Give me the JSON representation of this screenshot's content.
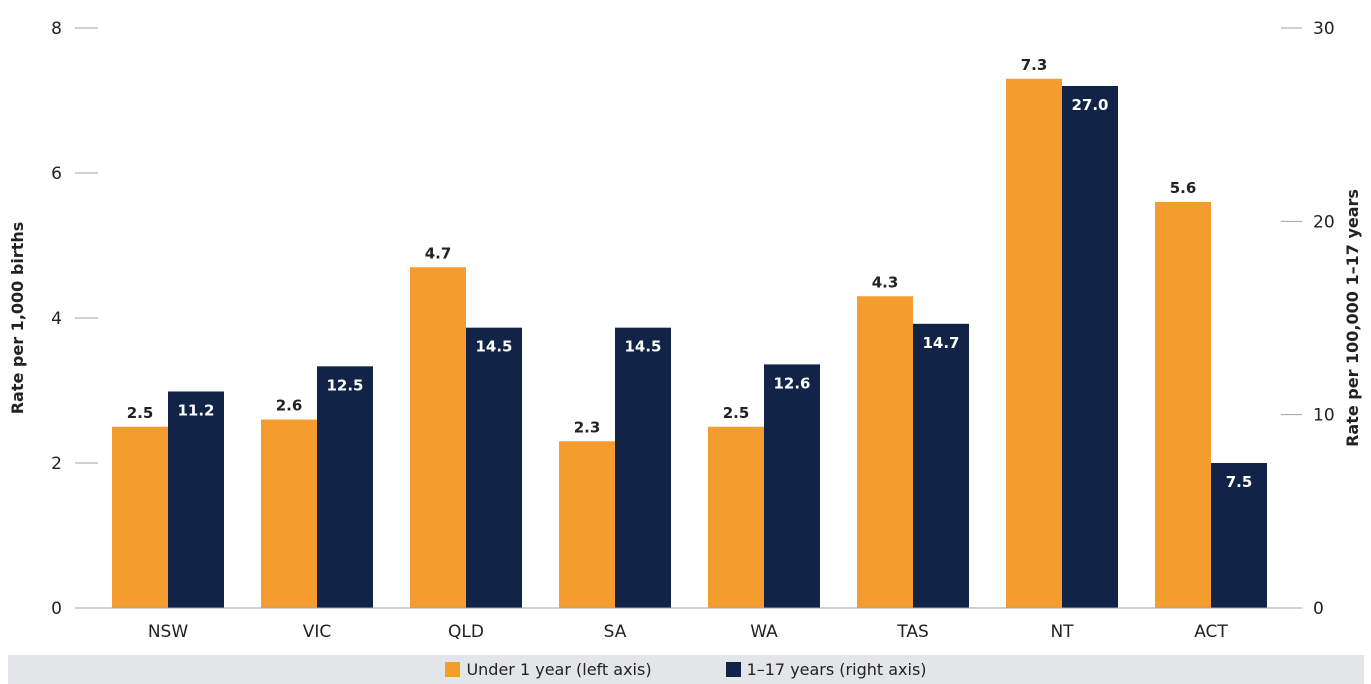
{
  "chart_data": {
    "type": "bar",
    "categories": [
      "NSW",
      "VIC",
      "QLD",
      "SA",
      "WA",
      "TAS",
      "NT",
      "ACT"
    ],
    "series": [
      {
        "name": "Under 1 year (left axis)",
        "axis": "left",
        "color": "#f59c2f",
        "values": [
          2.5,
          2.6,
          4.7,
          2.3,
          2.5,
          4.3,
          7.3,
          5.6
        ],
        "labels": [
          "2.5",
          "2.6",
          "4.7",
          "2.3",
          "2.5",
          "4.3",
          "7.3",
          "5.6"
        ]
      },
      {
        "name": "1–17 years (right axis)",
        "axis": "right",
        "color": "#122348",
        "values": [
          11.2,
          12.5,
          14.5,
          14.5,
          12.6,
          14.7,
          27.0,
          7.5
        ],
        "labels": [
          "11.2",
          "12.5",
          "14.5",
          "14.5",
          "12.6",
          "14.7",
          "27.0",
          "7.5"
        ]
      }
    ],
    "ylabel": "Rate per 1,000 births",
    "y2label": "Rate per 100,000 1–17 years",
    "ylim": [
      0,
      8
    ],
    "y2lim": [
      0,
      30
    ],
    "yticks": [
      "0",
      "2",
      "4",
      "6",
      "8"
    ],
    "y2ticks": [
      "0",
      "10",
      "20",
      "30"
    ],
    "grid": false,
    "legend_position": "bottom"
  }
}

- _DIRECTIONS FOR THIS TASK_
Show all lines above holding "Rate".

- _SOLUTION TO THIS TASK_
    "ylabel": "Rate per 1,000 births",
    "y2label": "Rate per 100,000 1–17 years",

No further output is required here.